Problems:
1/ According to the reviewer report on the Geyser Valley geothermal explosion paper, what did the authors forget to place on line 263?
2/ In two sentences, how would you summarize the reviewer report on the Geyser Valley geothermal explosion paper?
3/ Can you continue the reviewer report on the Geyser Valley geothermal explosion paper from where it stops?

Document section:
──────────────────────────────

Geothermal Explosion at the 2014 Landslide-Covered Area of the Geyser Valley, Kamchatka, Russian Far East

Round 1

Reviewer 1 Report

This paper highlights the sources, consequences and in depth analysis of geothermal explosions in Geyser valley using state of art remote sensing techniques. The article is well presented, but rectifying a few grammatical and other technical aspects will add more value.

Authors are recommended to re-review for proof reading to avoid the following mistakes.

1. Line 22 in abstract needs revision as 'thermally active' seems inappropriate phrase.

2. Line 44 as well as 45 along with 97 need revision for grammer.

3. See the units of meter cube and place a space in line 101.

4. Abbreviated text should be placed once full form has been written/produced. Avoid using the Principal component analysis again and again once the short form has been introduced on line 245.

5. Authors forgot to place the full stop on line 263.

6. Likewise, extra space placed on line 324 needs correction/deletion..

7. Authors should add the results/ analysis of PCA in their results/discussion section too.

──────────────────────────────

Layout annotation data:
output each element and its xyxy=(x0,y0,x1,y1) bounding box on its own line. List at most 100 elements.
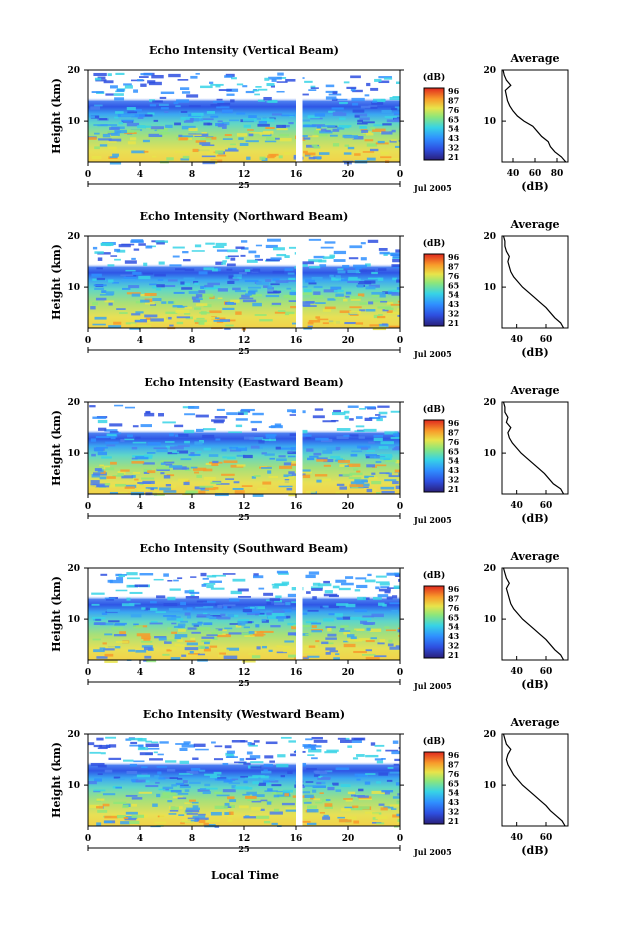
echo-cell xyxy=(163,573,169,577)
echo-cell xyxy=(252,412,264,416)
echo-cell xyxy=(104,483,111,486)
echo-cell xyxy=(151,74,164,79)
echo-cell xyxy=(203,622,213,626)
echo-cell xyxy=(328,93,342,96)
echo-cell xyxy=(198,321,205,325)
echo-cell xyxy=(374,78,382,82)
echo-cell xyxy=(156,127,168,132)
echo-cell xyxy=(311,736,323,740)
echo-cell xyxy=(227,255,239,258)
echo-cell xyxy=(241,408,255,412)
echo-cell xyxy=(172,796,183,799)
echo-cell xyxy=(142,272,154,275)
colorbar-tick-label: 87 xyxy=(448,427,459,437)
echo-cell xyxy=(181,818,195,823)
echo-cell xyxy=(124,815,138,819)
x-tick-label: 4 xyxy=(137,502,143,512)
echo-cell xyxy=(137,482,151,484)
echo-cell xyxy=(198,819,206,824)
echo-cell xyxy=(191,112,204,116)
echo-cell xyxy=(378,415,387,418)
echo-cell xyxy=(287,770,293,774)
echo-cell xyxy=(336,98,348,101)
echo-cell xyxy=(333,289,344,293)
echo-cell xyxy=(347,745,353,748)
echo-cell xyxy=(215,84,221,88)
echo-cell xyxy=(226,93,235,96)
echo-cell xyxy=(114,258,121,261)
echo-cell xyxy=(265,244,278,249)
echo-cell xyxy=(266,83,275,87)
echo-cell xyxy=(175,743,190,745)
echo-cell xyxy=(205,787,218,790)
echo-cell xyxy=(397,821,400,824)
x-tick-label: 0 xyxy=(85,668,91,678)
echo-cell xyxy=(381,131,393,135)
echo-cell xyxy=(243,816,257,819)
echo-cell xyxy=(217,616,231,620)
echo-cell xyxy=(282,789,293,793)
echo-cell xyxy=(379,582,390,586)
echo-cell xyxy=(316,125,322,129)
echo-cell xyxy=(255,612,265,616)
echo-cell xyxy=(231,785,236,789)
echo-cell xyxy=(262,438,272,442)
echo-cell xyxy=(99,464,104,467)
echo-cell xyxy=(391,264,400,268)
echo-cell xyxy=(329,650,339,653)
echo-cell xyxy=(178,134,183,138)
echo-cell xyxy=(256,815,270,819)
echo-cell xyxy=(162,786,174,790)
echo-cell xyxy=(242,299,257,303)
profile-x-axis-title: (dB) xyxy=(521,346,548,359)
echo-cell xyxy=(352,805,359,809)
echo-cell xyxy=(333,409,341,413)
echo-cell xyxy=(318,775,323,778)
colorbar-tick-label: 32 xyxy=(448,641,459,651)
echo-cell xyxy=(110,436,116,440)
echo-cell xyxy=(212,574,226,577)
echo-cell xyxy=(311,124,326,127)
echo-cell xyxy=(118,244,131,248)
data-gap xyxy=(296,568,303,660)
echo-cell xyxy=(275,137,280,140)
echo-cell xyxy=(290,447,296,451)
echo-cell xyxy=(257,88,268,91)
echo-cell xyxy=(168,813,177,815)
echo-cell xyxy=(94,778,102,782)
echo-cell xyxy=(228,814,233,818)
echo-cell xyxy=(275,446,281,450)
echo-cell xyxy=(229,446,239,449)
echo-cell xyxy=(156,595,166,599)
echo-cell xyxy=(177,623,186,627)
echo-cell xyxy=(121,603,135,607)
echo-cell xyxy=(249,294,262,297)
echo-cell xyxy=(391,157,400,160)
echo-cell xyxy=(358,618,372,621)
echo-cell xyxy=(269,438,277,442)
echo-cell xyxy=(378,411,388,415)
colorbar-tick-label: 76 xyxy=(448,105,460,115)
echo-cell xyxy=(366,157,376,161)
echo-cell xyxy=(264,755,274,759)
echo-cell xyxy=(227,249,238,253)
echo-cell xyxy=(105,93,114,96)
date-label: Jul 2005 xyxy=(413,183,452,193)
echo-cell xyxy=(263,763,273,767)
echo-cell xyxy=(281,114,295,117)
echo-cell xyxy=(372,299,387,302)
echo-cell xyxy=(259,319,273,322)
echo-cell xyxy=(248,115,257,119)
echo-cell xyxy=(187,653,200,655)
echo-cell xyxy=(163,614,177,617)
echo-cell xyxy=(201,155,216,158)
echo-cell xyxy=(343,410,350,414)
echo-cell xyxy=(328,605,340,609)
echo-cell xyxy=(263,820,271,824)
echo-cell xyxy=(238,595,251,598)
echo-cell xyxy=(195,303,208,306)
echo-cell xyxy=(259,132,271,135)
echo-cell xyxy=(270,85,275,88)
echo-cell xyxy=(394,106,400,109)
echo-cell xyxy=(276,124,286,128)
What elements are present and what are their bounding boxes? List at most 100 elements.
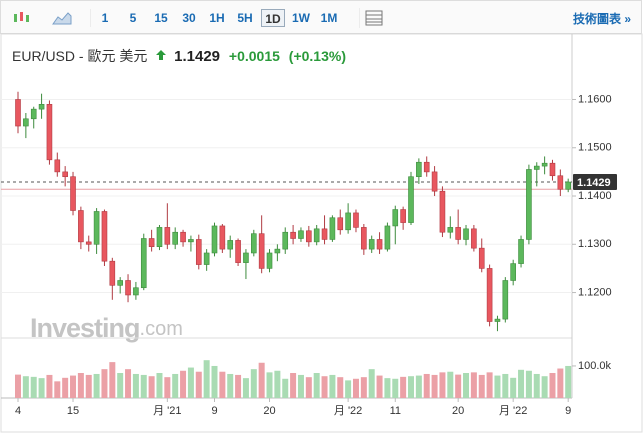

──────────────────────────────

Answers given:
1/ A full stop.

2/ The reviewer finds the paper on geothermal explosions in the Geyser Valley well presented and based on state-of-the-art remote sensing, but recommends proofreading to fix grammatical and technical mistakes. The requested fixes include revising wording on several lines, correcting cubic-meter units and spacing, not repeating the full form of principal component analysis after its abbreviation, adding a missing full stop, and including the PCA results in the results/discussion section.

3/
Author Response

Reviewer #1

Comments and Suggestions for Authors

This paper highlights the sources, consequences and in depth analysis of geothermal explosions in Geyser valley using state of art remote sensing techniques. The article is well presented, but rectifying a few grammatical and other technical aspects will add more value.

Authors are recommended to re-review for proof reading to avoid the following mistakes.

1. Line 22 in abstract needs revision as 'thermally active' seems inappropriate phrase.

Reply: we have rephrased this wording to “thermally active”

2. Line 44 as well as 45 along with 97 need revision for grammer.

Reply: we have rephrased this wording to  “experimental simulations”. We also rewrote the line 45 to “However, the sporadic appearance of geysers and thermal spots, and their disappear-ance and coverage by sediments, has been much less studied. Some systems may be dormant for years and become completely obscured, while others may reactivate again”. Also line 97 was rewritten to “Geysers can be monitored by …”.

3. See the units of meter cube and place a space in line 101.

Reply: We double checked the volume and heights and reworded the sentence now.

4. Abbreviated text should be placed once full form has been written/produced. Avoid using the Principal component analysis again and again once the short form has been introduced on line 245.

Reply: We agree and now replaced “Principal Component Analysis” by the abbreviation PCA

5. Authors forgot to place the full stop on line 263.

Reply: Accepted and changes made.

6. Likewise, extra space placed on line 324 needs correction/deletion..

Reply: Accepted and changes made.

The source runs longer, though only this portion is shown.